▶ **Request**: Transcribe exactly the stretch of lines beginning at the one containing "What does this" and closing with the last line of the entries below. Omit images.

▶ **Recorded information**:
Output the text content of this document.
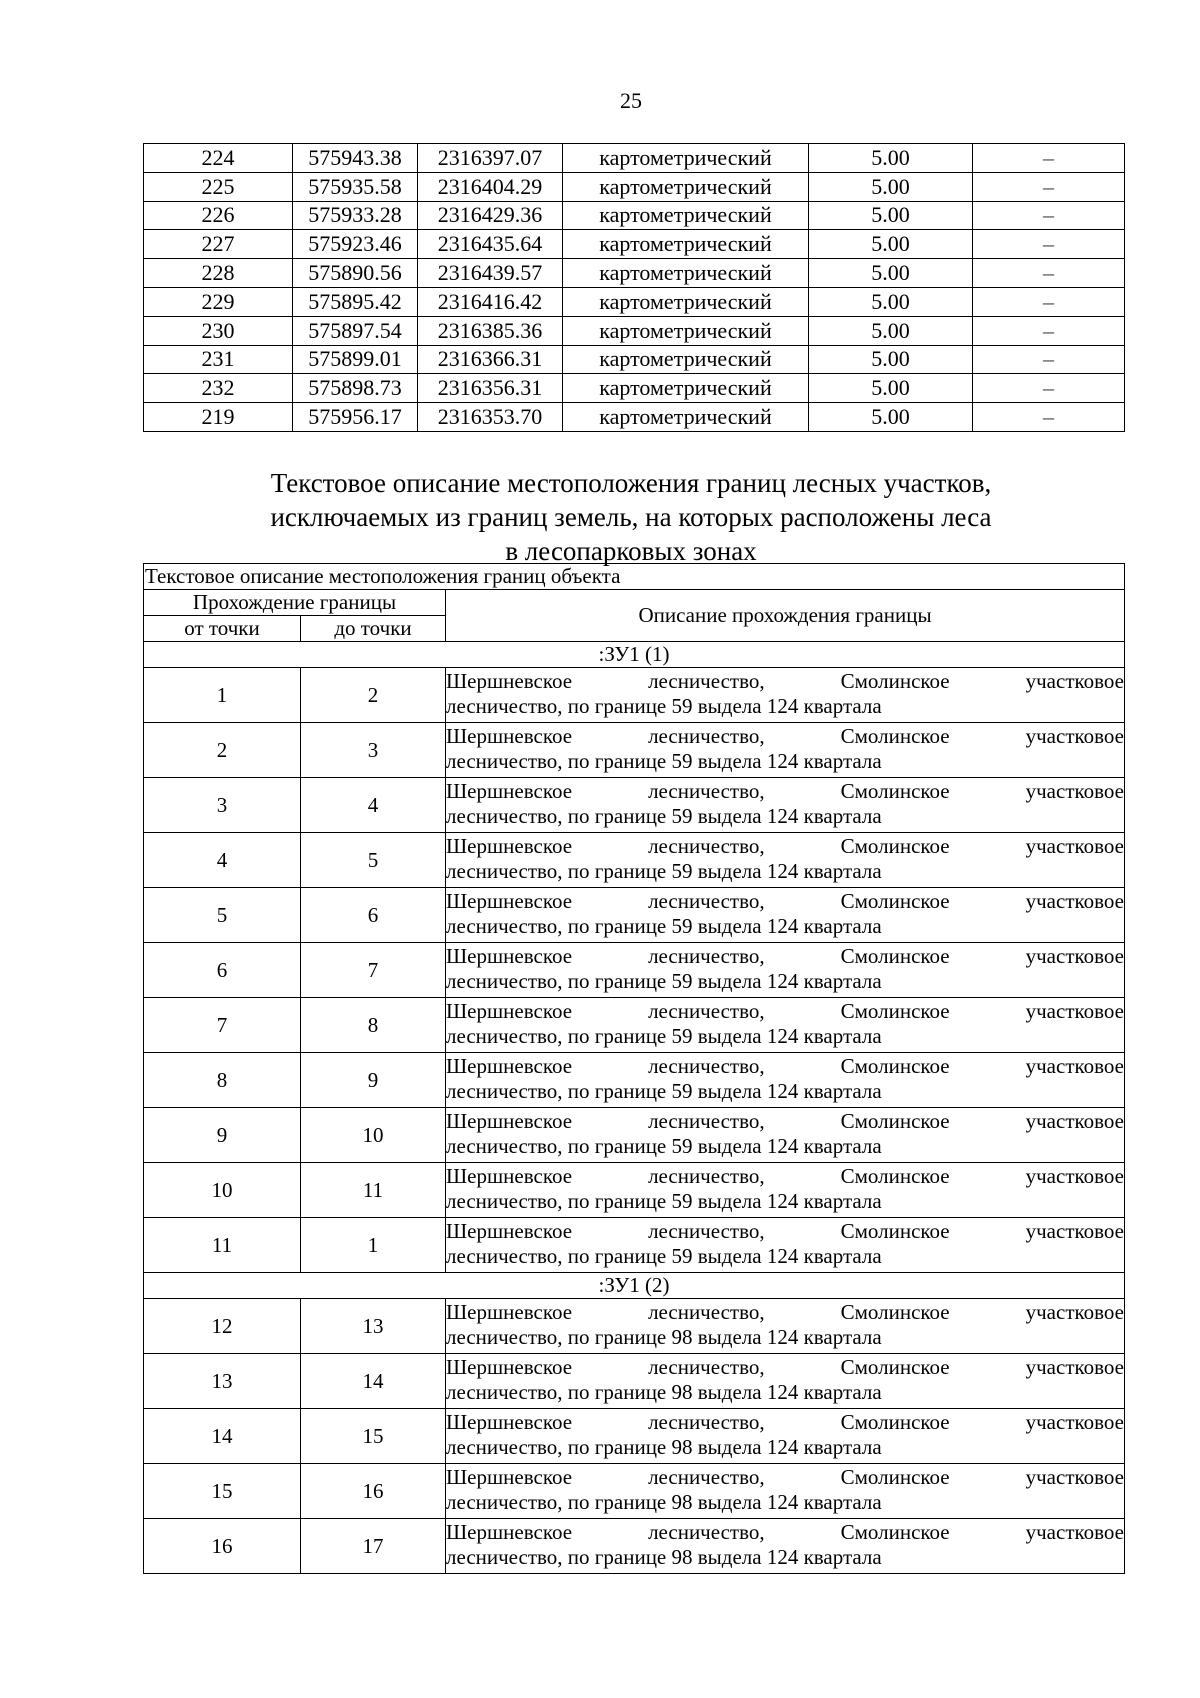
25
224	575943.38	2316397.07	картометрический	5.00	–
225	575935.58	2316404.29	картометрический	5.00	–
226	575933.28	2316429.36	картометрический	5.00	–
227	575923.46	2316435.64	картометрический	5.00	–
228	575890.56	2316439.57	картометрический	5.00	–
229	575895.42	2316416.42	картометрический	5.00	–
230	575897.54	2316385.36	картометрический	5.00	–
231	575899.01	2316366.31	картометрический	5.00	–
232	575898.73	2316356.31	картометрический	5.00	–
219	575956.17	2316353.70	картометрический	5.00	–
Текстовое описание местоположения границ лесных участков,
исключаемых из границ земель, на которых расположены леса
в лесопарковых зонах
Текстовое описание местоположения границ объекта		
Прохождение границы		Описание прохождения границы
от точки	до точки	
:ЗУ1 (1)		
1	2	Шершневское лесничество, Смолинское участковое
лесничество, по границе 59 выдела 124 квартала

2	3	Шершневское лесничество, Смолинское участковое
лесничество, по границе 59 выдела 124 квартала

3	4	Шершневское лесничество, Смолинское участковое
лесничество, по границе 59 выдела 124 квартала

4	5	Шершневское лесничество, Смолинское участковое
лесничество, по границе 59 выдела 124 квартала

5	6	Шершневское лесничество, Смолинское участковое
лесничество, по границе 59 выдела 124 квартала

6	7	Шершневское лесничество, Смолинское участковое
лесничество, по границе 59 выдела 124 квартала

7	8	Шершневское лесничество, Смолинское участковое
лесничество, по границе 59 выдела 124 квартала

8	9	Шершневское лесничество, Смолинское участковое
лесничество, по границе 59 выдела 124 квартала

9	10	Шершневское лесничество, Смолинское участковое
лесничество, по границе 59 выдела 124 квартала

10	11	Шершневское лесничество, Смолинское участковое
лесничество, по границе 59 выдела 124 квартала

11	1	Шершневское лесничество, Смолинское участковое
лесничество, по границе 59 выдела 124 квартала

:ЗУ1 (2)		
12	13	Шершневское лесничество, Смолинское участковое
лесничество, по границе 98 выдела 124 квартала

13	14	Шершневское лесничество, Смолинское участковое
лесничество, по границе 98 выдела 124 квартала

14	15	Шершневское лесничество, Смолинское участковое
лесничество, по границе 98 выдела 124 квартала

15	16	Шершневское лесничество, Смолинское участковое
лесничество, по границе 98 выдела 124 квартала

16	17	Шершневское лесничество, Смолинское участковое
лесничество, по границе 98 выдела 124 квартала
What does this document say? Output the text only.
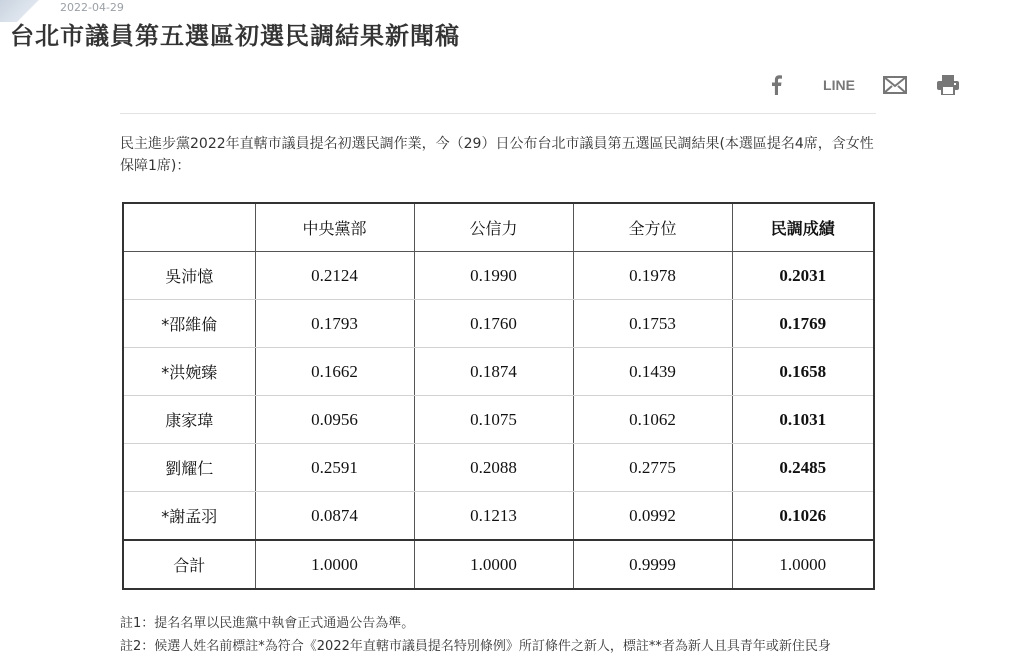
2022-04-29
台北市議員第五選區初選民調結果新聞稿
LINE

民主進步黨2022年直轄市議員提名初選民調作業，今（29）日公布台北市議員第五選區民調結果(本選區提名4席，含女性保障1席)：

	中央黨部	公信力	全方位	民調成績
吳沛憶	0.2124	0.1990	0.1978	0.2031
*邵維倫	0.1793	0.1760	0.1753	0.1769
*洪婉臻	0.1662	0.1874	0.1439	0.1658
康家瑋	0.0956	0.1075	0.1062	0.1031
劉耀仁	0.2591	0.2088	0.2775	0.2485
*謝孟羽	0.0874	0.1213	0.0992	0.1026
合計	1.0000	1.0000	0.9999	1.0000

註1：提名名單以民進黨中執會正式通過公告為準。

註2：候選人姓名前標註*為符合《2022年直轄市議員提名特別條例》所訂條件之新人，標註**者為新人且具青年或新住民身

▶ **Task solution**:
What does this document say? Output the text only.
2022-04-29
台北市議員第五選區初選民調結果新聞稿
LINE

民主進步黨2022年直轄市議員提名初選民調作業，今（29）日公布台北市議員第五選區民調結果(本選區提名4席，含女性保障1席)：

	中央黨部	公信力	全方位	民調成績
吳沛憶	0.2124	0.1990	0.1978	0.2031
*邵維倫	0.1793	0.1760	0.1753	0.1769
*洪婉臻	0.1662	0.1874	0.1439	0.1658
康家瑋	0.0956	0.1075	0.1062	0.1031
劉耀仁	0.2591	0.2088	0.2775	0.2485
*謝孟羽	0.0874	0.1213	0.0992	0.1026
合計	1.0000	1.0000	0.9999	1.0000

註1：提名名單以民進黨中執會正式通過公告為準。

註2：候選人姓名前標註*為符合《2022年直轄市議員提名特別條例》所訂條件之新人，標註**者為新人且具青年或新住民身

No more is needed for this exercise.